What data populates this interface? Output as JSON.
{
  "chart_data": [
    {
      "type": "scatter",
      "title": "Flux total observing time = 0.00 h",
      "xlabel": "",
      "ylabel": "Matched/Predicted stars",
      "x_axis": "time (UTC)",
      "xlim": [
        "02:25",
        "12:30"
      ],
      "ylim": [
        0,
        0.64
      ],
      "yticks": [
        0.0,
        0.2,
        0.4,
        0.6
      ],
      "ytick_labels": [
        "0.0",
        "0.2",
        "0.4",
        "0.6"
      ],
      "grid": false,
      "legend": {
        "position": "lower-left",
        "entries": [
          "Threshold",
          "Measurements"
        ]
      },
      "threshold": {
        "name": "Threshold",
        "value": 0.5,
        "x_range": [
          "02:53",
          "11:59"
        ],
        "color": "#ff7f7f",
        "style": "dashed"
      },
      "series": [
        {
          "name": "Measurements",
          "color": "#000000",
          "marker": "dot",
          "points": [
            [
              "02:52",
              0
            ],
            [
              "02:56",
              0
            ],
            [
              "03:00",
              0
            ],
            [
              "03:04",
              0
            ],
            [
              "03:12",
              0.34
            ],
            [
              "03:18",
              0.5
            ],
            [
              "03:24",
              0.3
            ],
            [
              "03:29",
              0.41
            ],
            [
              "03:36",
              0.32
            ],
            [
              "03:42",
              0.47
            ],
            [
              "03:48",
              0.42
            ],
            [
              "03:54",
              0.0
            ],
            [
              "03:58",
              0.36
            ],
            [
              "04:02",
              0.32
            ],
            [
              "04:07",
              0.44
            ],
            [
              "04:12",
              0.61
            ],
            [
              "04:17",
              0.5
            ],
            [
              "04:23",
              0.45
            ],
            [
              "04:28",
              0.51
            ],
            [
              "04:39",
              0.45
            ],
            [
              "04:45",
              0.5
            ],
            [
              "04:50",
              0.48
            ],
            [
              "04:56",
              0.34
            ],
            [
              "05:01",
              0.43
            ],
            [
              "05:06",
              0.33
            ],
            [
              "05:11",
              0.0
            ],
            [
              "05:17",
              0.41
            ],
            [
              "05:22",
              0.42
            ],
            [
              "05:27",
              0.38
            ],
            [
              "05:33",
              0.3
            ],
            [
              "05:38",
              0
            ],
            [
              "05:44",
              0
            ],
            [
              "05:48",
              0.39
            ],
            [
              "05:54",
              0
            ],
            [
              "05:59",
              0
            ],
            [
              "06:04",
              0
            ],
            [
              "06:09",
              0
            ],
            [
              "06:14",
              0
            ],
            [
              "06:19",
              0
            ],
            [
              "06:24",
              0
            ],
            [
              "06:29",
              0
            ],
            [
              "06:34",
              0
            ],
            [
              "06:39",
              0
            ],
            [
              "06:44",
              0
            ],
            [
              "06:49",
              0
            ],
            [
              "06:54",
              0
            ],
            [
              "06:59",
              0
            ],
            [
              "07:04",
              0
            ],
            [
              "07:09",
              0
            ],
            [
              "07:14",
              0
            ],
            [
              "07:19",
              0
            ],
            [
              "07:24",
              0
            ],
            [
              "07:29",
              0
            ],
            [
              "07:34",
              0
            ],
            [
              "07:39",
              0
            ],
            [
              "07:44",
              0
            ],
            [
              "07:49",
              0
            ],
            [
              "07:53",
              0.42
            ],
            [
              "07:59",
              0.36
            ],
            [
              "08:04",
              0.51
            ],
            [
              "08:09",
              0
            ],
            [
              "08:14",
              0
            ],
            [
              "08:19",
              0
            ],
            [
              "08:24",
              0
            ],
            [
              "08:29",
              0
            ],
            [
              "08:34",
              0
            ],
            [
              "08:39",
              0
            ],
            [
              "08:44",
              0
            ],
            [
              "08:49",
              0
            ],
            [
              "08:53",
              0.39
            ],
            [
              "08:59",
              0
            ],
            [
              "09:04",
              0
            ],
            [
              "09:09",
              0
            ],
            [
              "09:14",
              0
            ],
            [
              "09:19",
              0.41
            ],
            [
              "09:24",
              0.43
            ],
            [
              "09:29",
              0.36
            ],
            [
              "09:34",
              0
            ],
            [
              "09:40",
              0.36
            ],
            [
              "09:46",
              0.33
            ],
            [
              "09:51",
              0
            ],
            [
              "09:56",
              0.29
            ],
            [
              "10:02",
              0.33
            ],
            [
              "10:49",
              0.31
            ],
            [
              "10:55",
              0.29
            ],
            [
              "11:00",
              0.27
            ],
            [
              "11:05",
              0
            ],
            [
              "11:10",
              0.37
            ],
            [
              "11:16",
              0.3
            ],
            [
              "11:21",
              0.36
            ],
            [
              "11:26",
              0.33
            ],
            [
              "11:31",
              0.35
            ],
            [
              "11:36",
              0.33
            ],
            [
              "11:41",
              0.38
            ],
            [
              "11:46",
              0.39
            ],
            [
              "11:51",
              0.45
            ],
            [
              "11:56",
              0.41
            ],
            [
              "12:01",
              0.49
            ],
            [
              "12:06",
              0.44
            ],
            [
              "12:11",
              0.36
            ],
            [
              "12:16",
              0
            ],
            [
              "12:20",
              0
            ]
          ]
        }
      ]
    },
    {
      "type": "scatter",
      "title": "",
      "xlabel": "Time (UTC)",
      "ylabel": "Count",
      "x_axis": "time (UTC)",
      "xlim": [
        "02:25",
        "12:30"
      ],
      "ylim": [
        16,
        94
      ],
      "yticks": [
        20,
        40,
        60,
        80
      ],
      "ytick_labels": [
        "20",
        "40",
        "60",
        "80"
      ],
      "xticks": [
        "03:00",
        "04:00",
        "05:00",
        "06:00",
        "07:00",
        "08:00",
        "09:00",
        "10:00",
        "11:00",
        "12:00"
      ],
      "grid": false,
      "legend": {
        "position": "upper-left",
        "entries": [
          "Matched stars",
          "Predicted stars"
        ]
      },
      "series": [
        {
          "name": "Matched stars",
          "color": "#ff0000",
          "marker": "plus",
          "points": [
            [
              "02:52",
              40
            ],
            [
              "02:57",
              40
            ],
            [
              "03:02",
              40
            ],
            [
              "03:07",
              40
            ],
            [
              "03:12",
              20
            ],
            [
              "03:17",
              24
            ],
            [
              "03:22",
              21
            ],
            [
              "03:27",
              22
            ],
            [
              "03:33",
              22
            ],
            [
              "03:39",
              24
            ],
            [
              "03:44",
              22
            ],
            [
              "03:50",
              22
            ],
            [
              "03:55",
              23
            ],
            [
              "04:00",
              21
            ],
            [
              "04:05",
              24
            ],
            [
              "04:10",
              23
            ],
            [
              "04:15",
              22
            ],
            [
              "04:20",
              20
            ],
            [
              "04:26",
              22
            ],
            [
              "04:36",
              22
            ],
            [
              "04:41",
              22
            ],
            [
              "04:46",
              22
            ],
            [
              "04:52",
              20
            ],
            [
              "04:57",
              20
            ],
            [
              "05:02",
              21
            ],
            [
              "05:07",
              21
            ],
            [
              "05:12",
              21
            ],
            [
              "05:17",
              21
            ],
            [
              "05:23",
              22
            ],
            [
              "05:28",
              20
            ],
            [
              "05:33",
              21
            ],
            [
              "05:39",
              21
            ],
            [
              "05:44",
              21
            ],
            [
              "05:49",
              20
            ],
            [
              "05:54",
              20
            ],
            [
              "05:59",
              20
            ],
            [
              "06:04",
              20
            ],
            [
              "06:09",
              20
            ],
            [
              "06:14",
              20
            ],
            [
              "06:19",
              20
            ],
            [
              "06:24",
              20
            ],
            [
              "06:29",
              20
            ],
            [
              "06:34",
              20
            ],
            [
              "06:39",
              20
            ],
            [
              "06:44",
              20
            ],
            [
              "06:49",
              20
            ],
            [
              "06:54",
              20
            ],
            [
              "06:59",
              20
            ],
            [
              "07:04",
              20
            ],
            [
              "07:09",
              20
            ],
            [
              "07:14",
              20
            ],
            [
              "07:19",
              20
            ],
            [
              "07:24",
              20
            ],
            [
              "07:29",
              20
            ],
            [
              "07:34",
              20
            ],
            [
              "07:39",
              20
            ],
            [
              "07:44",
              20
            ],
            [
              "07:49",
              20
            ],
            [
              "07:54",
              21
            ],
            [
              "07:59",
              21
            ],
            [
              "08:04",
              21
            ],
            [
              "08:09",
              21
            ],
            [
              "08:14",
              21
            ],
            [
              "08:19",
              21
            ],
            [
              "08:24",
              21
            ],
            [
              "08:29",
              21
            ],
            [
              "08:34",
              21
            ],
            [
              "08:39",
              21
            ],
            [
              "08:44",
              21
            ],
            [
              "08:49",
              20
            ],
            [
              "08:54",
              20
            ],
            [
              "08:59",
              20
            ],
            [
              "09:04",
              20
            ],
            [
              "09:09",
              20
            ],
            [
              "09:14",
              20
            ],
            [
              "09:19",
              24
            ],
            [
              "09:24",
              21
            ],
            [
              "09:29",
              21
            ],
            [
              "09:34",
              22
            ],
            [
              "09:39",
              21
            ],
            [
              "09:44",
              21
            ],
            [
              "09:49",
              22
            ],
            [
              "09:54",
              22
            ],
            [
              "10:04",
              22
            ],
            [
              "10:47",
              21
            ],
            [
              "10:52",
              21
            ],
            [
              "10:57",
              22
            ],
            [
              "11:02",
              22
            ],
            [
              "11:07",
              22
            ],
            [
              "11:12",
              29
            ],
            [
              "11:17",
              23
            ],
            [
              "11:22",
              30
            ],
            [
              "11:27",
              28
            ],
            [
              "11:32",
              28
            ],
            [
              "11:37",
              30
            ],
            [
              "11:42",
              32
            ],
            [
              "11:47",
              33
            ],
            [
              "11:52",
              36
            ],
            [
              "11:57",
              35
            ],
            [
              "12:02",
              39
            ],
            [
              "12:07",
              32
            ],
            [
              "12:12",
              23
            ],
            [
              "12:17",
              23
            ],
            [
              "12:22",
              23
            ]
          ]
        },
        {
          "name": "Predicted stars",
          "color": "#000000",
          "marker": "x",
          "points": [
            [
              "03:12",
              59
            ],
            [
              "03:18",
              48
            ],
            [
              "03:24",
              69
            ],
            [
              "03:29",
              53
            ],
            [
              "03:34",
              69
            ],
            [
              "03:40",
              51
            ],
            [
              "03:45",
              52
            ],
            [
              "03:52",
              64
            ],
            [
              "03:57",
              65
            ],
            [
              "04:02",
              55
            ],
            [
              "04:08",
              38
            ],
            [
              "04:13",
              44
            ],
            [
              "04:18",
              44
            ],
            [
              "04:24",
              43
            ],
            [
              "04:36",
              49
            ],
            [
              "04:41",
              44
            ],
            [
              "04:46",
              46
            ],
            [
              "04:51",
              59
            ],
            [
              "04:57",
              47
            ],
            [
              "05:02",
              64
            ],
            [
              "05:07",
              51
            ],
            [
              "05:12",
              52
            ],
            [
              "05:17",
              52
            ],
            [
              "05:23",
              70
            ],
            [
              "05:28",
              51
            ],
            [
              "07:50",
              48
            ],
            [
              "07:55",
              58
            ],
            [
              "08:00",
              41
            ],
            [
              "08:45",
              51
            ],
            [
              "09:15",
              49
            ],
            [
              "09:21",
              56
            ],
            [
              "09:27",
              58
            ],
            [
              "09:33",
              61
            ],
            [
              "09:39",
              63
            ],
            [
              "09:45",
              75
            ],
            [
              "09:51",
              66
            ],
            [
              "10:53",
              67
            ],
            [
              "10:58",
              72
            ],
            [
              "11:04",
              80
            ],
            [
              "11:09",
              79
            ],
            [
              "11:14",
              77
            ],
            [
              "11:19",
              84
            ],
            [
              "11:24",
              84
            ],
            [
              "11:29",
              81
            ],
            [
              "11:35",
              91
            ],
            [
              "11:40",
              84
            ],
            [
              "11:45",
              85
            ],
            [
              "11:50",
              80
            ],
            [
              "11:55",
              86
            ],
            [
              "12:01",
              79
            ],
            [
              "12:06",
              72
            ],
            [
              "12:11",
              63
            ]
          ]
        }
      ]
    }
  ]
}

▶ [Aim]
Gather up the lines that contain the word "stars".

▶ [Exercise answer]
      "ylabel": "Matched/Predicted stars",
          "Matched stars",
          "Predicted stars"
          "name": "Matched stars",
          "name": "Predicted stars",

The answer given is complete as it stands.